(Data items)
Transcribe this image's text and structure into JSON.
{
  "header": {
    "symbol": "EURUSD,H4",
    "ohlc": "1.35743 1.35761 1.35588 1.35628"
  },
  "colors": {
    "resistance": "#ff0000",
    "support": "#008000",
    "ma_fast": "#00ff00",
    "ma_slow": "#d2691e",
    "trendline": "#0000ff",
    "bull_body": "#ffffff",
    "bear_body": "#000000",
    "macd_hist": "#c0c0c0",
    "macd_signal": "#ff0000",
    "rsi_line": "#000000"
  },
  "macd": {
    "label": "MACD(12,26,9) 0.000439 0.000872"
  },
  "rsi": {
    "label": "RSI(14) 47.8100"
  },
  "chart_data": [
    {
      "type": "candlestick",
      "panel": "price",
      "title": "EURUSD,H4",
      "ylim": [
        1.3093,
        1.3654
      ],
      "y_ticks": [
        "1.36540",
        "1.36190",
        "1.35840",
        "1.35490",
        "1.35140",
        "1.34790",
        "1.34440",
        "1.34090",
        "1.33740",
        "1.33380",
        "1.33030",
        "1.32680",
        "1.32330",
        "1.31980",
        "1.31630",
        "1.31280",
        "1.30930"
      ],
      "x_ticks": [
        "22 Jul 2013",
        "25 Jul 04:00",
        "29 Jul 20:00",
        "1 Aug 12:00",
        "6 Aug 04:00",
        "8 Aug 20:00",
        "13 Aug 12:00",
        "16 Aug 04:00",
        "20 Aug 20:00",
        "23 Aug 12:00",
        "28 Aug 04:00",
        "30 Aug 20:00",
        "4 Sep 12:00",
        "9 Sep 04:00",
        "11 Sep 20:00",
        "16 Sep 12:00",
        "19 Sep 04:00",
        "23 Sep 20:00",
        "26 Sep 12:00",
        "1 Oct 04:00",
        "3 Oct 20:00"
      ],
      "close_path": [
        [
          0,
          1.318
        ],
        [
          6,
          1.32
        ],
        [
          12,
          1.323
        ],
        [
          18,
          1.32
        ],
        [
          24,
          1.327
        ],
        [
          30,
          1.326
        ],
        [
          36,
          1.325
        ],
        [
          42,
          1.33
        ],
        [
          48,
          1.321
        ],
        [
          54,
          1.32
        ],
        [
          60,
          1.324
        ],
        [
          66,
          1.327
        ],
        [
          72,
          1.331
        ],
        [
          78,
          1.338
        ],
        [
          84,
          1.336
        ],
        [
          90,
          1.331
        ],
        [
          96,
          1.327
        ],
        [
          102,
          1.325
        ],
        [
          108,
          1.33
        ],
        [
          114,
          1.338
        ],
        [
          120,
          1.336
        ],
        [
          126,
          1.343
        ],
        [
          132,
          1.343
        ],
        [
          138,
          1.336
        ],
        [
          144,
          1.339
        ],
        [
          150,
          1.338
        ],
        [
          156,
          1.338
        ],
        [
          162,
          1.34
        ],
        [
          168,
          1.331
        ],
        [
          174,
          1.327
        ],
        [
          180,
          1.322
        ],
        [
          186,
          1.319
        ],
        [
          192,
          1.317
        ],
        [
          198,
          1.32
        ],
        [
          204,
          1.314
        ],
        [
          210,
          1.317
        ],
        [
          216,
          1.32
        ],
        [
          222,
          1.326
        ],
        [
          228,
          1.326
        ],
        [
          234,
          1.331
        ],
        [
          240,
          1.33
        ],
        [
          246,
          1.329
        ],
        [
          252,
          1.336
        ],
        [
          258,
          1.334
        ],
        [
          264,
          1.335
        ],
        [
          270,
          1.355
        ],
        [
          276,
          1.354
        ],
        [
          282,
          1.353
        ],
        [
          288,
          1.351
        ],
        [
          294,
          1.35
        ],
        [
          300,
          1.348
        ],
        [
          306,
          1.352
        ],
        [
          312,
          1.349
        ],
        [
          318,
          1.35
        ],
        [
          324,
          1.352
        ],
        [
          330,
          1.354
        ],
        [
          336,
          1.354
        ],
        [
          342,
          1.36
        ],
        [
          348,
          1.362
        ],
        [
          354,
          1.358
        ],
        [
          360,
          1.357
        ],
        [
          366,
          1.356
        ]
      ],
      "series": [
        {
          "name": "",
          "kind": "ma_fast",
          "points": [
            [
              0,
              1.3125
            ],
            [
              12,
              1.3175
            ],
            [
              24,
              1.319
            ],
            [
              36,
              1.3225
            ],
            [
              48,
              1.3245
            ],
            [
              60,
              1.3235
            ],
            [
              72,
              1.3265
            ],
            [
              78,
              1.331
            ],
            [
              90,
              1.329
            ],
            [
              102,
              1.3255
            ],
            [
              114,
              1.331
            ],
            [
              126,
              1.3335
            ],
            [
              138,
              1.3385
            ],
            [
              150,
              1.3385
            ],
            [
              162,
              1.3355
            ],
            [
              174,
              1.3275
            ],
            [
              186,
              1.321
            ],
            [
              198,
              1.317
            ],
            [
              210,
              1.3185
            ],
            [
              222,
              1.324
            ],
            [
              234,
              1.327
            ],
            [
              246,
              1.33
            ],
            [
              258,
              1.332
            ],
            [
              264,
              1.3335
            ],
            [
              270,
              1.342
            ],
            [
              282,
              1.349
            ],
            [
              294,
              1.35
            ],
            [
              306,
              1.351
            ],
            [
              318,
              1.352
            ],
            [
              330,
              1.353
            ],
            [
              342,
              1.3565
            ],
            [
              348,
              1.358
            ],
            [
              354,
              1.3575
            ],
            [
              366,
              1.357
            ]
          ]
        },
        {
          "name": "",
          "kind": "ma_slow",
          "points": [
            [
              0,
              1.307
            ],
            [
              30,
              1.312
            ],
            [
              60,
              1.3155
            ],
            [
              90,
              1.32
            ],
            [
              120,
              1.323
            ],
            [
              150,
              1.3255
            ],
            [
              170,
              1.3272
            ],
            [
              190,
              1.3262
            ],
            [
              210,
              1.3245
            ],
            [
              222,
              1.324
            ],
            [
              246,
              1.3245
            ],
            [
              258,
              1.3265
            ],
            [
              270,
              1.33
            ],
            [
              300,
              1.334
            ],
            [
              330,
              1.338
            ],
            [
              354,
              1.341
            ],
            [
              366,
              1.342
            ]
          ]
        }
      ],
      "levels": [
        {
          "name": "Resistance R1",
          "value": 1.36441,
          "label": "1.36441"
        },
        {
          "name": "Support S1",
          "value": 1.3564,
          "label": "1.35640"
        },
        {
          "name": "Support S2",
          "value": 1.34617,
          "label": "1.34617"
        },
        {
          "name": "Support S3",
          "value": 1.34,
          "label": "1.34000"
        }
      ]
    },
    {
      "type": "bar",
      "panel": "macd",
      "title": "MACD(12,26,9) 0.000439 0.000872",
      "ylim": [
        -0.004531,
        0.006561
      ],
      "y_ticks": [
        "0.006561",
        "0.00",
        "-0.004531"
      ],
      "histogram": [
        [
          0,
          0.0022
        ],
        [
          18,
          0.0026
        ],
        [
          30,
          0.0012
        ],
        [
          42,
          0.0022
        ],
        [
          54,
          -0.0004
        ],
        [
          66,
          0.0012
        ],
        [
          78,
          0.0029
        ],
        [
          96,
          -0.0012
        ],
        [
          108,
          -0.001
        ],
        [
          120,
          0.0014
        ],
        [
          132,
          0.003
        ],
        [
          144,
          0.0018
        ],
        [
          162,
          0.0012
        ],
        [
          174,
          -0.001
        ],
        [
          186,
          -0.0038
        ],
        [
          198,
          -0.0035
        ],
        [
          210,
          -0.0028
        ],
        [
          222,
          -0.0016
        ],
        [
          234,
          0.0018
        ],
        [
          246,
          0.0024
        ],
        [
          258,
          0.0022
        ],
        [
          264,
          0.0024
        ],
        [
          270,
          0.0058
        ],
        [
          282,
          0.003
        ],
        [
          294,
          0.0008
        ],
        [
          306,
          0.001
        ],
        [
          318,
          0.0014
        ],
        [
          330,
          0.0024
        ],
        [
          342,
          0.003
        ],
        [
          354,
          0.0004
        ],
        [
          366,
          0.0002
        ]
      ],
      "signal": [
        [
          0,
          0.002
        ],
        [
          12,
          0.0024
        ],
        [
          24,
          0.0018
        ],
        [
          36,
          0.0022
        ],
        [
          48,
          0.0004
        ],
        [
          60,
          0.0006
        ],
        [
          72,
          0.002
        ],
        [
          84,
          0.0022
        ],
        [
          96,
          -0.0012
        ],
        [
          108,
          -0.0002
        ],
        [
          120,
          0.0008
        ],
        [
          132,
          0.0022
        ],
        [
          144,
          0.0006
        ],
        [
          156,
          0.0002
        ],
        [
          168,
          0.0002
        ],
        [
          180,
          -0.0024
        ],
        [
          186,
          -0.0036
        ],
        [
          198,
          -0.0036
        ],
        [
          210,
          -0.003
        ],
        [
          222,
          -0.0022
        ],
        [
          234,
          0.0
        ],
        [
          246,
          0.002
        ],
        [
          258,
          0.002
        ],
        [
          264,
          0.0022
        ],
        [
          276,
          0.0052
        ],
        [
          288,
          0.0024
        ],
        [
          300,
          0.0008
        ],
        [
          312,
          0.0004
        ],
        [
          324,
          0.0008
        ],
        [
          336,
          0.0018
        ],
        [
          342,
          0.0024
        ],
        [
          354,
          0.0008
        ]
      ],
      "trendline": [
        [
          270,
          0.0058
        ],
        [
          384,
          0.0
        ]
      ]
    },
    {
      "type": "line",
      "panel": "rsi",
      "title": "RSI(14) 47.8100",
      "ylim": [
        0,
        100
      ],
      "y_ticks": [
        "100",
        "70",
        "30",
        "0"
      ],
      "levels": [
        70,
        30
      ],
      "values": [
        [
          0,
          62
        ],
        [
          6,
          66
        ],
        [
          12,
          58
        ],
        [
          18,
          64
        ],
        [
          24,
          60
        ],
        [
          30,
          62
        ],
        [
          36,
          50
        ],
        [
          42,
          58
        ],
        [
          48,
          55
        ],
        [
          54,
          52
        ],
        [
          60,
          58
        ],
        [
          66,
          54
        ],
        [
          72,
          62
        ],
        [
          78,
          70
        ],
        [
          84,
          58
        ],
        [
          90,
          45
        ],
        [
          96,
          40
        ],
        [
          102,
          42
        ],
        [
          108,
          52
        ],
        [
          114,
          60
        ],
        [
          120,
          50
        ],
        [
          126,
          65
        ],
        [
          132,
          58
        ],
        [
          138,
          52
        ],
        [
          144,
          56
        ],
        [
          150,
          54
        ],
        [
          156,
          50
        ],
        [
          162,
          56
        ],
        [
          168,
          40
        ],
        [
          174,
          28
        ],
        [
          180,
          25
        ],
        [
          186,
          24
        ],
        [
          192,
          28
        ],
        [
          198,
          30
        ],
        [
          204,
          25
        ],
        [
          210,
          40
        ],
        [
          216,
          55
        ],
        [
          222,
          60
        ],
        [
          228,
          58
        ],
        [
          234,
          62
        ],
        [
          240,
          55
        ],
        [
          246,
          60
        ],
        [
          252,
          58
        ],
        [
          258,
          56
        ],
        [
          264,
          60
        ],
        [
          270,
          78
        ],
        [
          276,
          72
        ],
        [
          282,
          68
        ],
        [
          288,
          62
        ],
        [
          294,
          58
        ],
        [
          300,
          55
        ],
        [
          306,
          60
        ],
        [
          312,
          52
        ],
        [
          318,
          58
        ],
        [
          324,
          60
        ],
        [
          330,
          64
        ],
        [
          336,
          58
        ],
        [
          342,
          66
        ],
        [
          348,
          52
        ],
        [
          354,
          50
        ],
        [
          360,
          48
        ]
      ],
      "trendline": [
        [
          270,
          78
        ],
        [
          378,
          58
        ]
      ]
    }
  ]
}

---

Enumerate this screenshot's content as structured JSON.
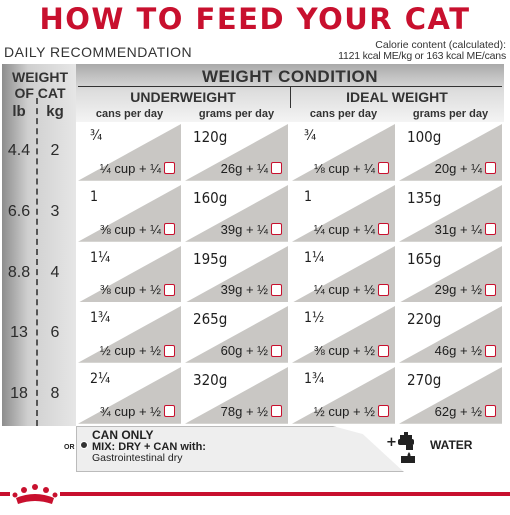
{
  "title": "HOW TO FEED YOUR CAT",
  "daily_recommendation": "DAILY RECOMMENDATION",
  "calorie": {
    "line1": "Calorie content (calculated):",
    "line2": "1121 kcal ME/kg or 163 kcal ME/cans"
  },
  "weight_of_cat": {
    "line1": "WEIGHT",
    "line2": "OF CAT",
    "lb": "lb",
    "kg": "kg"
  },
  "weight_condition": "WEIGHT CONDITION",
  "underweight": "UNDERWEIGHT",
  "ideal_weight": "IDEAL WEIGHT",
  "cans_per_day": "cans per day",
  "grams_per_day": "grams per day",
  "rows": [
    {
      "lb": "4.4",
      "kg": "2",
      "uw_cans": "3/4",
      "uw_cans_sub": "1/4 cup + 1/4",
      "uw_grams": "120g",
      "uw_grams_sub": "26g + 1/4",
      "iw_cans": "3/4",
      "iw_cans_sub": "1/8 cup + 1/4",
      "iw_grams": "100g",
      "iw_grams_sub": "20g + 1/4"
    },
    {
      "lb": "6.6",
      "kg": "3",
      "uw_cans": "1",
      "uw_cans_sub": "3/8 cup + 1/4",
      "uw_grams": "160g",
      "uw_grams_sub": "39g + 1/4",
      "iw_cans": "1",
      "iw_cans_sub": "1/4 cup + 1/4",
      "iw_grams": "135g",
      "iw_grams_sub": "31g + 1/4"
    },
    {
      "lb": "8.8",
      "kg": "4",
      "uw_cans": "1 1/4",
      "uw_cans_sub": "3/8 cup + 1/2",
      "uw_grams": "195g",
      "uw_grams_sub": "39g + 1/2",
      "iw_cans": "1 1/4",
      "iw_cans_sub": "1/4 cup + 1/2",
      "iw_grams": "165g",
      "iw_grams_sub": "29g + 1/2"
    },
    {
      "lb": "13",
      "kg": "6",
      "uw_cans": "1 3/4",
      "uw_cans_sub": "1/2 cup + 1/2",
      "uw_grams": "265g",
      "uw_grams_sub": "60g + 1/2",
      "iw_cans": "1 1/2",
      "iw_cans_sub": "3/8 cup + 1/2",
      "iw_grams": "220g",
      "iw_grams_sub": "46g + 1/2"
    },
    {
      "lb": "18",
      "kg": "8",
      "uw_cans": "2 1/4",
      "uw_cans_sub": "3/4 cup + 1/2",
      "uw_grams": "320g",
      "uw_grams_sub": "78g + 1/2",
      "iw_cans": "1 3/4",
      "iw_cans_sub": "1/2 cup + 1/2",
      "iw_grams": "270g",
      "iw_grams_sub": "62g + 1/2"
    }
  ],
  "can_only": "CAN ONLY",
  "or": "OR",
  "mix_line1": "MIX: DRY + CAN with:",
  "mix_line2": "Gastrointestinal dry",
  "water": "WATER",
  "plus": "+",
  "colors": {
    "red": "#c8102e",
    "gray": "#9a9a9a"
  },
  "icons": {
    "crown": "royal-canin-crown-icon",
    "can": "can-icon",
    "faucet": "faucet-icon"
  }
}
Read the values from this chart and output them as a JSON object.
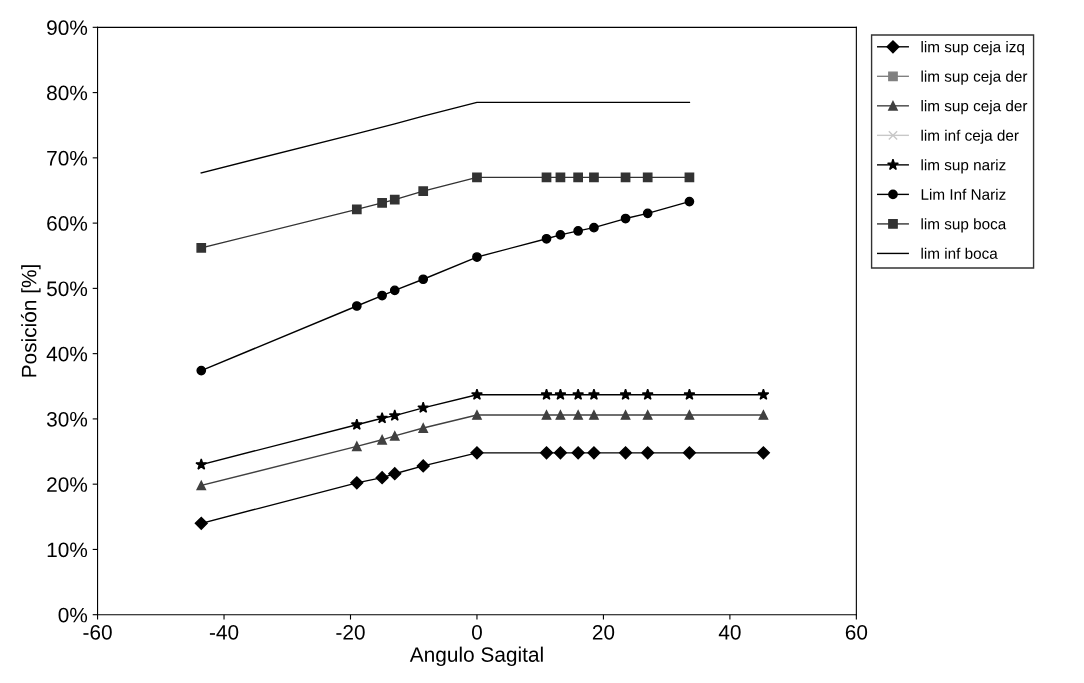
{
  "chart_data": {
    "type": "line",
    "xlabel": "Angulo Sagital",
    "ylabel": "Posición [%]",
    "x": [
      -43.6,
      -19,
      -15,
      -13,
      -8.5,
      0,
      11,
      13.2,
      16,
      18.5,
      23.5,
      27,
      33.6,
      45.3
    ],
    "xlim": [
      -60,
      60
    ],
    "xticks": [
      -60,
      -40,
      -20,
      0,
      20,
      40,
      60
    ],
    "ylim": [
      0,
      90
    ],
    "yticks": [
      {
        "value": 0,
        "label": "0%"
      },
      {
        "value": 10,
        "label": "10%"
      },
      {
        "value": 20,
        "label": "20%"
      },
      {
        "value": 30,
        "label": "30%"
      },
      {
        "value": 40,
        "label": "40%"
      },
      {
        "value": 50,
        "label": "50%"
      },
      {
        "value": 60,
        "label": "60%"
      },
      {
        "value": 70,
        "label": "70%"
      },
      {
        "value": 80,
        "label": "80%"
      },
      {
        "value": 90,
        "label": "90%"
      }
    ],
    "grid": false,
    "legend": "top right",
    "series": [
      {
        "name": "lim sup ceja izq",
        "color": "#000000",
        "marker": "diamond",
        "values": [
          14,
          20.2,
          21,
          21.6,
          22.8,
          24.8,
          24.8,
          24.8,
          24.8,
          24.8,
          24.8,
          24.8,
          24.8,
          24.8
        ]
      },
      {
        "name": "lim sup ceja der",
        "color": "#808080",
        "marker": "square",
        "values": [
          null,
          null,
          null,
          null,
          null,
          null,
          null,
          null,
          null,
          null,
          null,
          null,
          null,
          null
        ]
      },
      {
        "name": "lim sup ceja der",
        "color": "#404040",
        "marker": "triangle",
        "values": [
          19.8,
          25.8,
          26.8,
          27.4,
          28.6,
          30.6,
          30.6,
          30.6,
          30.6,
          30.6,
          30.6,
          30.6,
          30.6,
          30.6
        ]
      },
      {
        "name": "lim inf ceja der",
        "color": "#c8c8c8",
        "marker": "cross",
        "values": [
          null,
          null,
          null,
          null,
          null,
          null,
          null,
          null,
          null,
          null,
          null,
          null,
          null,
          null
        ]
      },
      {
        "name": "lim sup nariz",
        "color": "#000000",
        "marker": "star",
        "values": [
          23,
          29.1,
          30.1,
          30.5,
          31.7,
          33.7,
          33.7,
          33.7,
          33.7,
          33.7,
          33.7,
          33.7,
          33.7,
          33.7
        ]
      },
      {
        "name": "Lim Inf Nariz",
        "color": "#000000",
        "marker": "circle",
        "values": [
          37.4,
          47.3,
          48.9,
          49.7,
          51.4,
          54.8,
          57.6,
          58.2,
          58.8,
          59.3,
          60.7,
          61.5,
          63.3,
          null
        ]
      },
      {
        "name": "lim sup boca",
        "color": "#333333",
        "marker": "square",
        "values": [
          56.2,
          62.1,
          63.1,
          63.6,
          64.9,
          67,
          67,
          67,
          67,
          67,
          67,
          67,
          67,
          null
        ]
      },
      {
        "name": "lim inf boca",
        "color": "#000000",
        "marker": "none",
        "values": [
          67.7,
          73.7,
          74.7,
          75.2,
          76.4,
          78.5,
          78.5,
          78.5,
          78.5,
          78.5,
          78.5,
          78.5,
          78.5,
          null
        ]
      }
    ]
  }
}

---

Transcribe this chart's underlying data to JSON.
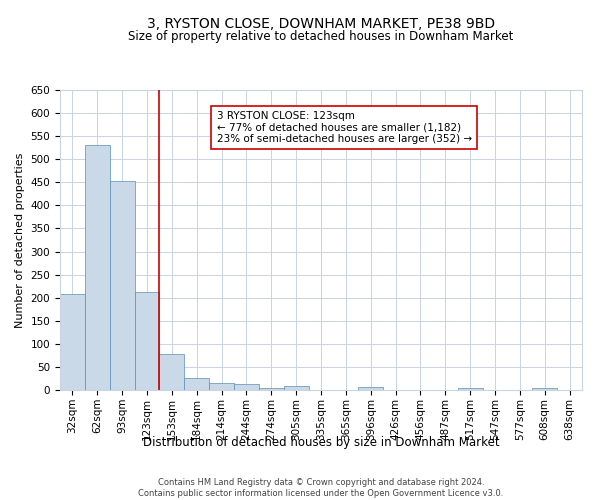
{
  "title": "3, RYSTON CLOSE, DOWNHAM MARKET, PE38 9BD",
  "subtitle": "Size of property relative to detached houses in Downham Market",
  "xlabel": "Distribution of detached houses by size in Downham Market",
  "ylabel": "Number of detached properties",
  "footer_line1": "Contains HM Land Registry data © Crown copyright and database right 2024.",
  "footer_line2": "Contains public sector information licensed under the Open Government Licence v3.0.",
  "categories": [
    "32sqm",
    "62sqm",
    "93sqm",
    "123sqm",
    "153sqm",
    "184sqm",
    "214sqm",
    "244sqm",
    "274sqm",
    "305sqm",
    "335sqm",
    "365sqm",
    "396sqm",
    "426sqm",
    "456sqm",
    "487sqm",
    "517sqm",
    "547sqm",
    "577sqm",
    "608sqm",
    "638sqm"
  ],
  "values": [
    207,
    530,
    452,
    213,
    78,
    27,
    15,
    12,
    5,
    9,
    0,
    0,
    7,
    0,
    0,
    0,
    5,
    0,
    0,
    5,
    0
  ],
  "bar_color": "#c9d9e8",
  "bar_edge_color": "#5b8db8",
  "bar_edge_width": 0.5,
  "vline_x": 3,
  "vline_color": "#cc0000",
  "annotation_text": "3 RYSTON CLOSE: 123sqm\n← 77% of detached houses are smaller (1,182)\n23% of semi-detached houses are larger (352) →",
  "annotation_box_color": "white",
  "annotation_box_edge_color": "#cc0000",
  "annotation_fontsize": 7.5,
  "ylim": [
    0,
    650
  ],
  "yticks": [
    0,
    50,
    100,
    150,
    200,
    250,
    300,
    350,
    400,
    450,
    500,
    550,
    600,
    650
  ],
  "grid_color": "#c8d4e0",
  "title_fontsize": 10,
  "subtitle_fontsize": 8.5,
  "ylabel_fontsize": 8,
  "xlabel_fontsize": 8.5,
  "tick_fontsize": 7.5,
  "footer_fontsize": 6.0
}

» **GIVEN EXERCISE**:
Return every line holding the word "detached" from the records.

» **REPLY**:
  "subtitle": "Size of property relative to detached houses in Downham Market",
  "xlabel": "Distribution of detached houses by size in Downham Market",
  "ylabel": "Number of detached properties",
  "annotation_text": "3 RYSTON CLOSE: 123sqm\n← 77% of detached houses are smaller (1,182)\n23% of semi-detached houses are larger (352) →",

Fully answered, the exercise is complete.